Look through the records below, and copy out every line that holds the string "苏州顺皓鑫建设工程有限公司".

***** EXERCISE INPUTS *****

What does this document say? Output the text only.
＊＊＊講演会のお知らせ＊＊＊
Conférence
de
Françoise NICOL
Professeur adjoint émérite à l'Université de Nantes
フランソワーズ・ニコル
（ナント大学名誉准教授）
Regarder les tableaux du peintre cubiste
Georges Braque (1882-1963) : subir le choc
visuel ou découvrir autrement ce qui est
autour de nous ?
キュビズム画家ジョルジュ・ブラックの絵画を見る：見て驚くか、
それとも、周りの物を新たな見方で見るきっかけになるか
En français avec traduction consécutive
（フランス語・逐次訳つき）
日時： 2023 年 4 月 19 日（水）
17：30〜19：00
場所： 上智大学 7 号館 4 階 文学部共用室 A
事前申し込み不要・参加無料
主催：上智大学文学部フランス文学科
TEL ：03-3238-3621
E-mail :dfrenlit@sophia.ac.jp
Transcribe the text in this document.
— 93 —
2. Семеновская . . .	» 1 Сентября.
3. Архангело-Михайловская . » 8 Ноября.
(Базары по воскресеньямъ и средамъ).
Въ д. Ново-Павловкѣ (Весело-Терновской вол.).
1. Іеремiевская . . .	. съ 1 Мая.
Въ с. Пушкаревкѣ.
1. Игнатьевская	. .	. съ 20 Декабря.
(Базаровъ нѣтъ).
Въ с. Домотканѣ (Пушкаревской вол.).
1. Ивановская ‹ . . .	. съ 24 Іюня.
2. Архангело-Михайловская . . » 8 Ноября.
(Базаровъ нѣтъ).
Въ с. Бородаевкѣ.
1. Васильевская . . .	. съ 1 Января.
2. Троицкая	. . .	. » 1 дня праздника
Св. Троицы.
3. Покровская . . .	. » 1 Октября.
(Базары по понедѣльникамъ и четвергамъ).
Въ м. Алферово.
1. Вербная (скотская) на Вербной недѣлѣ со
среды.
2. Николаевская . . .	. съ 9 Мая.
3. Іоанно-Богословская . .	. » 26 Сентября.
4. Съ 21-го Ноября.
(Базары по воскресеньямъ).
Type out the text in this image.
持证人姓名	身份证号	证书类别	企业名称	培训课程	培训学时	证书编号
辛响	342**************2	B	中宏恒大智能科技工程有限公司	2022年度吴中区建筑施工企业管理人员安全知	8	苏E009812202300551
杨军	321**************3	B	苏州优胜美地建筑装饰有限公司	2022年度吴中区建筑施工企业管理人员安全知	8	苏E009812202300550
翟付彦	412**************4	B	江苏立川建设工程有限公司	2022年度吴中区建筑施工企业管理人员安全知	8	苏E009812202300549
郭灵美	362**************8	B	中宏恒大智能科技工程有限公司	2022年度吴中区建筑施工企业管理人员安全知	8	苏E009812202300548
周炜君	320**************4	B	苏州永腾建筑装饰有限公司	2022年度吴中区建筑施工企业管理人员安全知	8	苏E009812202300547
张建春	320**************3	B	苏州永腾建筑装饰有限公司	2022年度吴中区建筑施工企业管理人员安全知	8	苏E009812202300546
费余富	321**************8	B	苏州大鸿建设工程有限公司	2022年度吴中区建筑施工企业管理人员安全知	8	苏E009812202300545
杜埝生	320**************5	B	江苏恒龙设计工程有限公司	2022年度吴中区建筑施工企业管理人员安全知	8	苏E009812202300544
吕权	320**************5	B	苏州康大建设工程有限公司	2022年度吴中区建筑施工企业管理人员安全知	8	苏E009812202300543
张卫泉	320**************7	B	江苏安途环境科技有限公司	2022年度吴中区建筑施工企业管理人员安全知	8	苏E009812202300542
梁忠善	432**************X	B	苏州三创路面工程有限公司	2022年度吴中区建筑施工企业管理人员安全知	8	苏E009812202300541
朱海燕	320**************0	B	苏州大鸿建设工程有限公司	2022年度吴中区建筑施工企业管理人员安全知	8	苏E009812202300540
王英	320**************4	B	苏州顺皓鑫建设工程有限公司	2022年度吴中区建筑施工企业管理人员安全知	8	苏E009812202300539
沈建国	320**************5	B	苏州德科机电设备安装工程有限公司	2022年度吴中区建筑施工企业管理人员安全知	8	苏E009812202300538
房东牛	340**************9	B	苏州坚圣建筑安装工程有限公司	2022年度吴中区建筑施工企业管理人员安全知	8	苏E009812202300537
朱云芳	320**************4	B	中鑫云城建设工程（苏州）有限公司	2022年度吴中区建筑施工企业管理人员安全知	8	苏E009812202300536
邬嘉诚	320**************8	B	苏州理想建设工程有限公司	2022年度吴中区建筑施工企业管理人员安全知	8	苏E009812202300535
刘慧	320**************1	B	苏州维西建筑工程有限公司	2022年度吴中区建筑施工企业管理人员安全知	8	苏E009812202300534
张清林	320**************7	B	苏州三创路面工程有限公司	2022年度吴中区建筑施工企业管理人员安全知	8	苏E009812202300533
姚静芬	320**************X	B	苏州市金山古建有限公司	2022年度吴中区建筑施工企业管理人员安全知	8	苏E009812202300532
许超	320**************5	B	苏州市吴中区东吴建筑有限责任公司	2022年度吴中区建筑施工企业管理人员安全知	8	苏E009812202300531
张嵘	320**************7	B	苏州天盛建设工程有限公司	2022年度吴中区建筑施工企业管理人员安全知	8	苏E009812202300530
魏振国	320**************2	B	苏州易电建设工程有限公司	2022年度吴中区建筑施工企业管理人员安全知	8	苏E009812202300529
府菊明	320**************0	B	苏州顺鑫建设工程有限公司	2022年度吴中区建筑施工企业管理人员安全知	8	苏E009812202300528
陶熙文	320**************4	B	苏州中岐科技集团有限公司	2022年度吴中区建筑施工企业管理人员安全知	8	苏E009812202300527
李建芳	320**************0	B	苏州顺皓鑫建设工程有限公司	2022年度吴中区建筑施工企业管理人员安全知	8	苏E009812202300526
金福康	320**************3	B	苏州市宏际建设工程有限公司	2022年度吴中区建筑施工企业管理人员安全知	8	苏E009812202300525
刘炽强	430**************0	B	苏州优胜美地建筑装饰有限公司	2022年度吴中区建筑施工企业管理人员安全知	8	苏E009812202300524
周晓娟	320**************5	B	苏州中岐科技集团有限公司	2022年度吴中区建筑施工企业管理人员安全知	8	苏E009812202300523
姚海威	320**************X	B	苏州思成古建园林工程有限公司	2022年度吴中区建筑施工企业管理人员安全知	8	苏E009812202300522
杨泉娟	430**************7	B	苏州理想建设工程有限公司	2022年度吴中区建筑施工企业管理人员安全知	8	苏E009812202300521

*****

FINAL RESULT >>
王英	320**************4	B	苏州顺皓鑫建设工程有限公司	2022年度吴中区建筑施工企业管理人员安全知	8	苏E009812202300539
李建芳	320**************0	B	苏州顺皓鑫建设工程有限公司	2022年度吴中区建筑施工企业管理人员安全知	8	苏E009812202300526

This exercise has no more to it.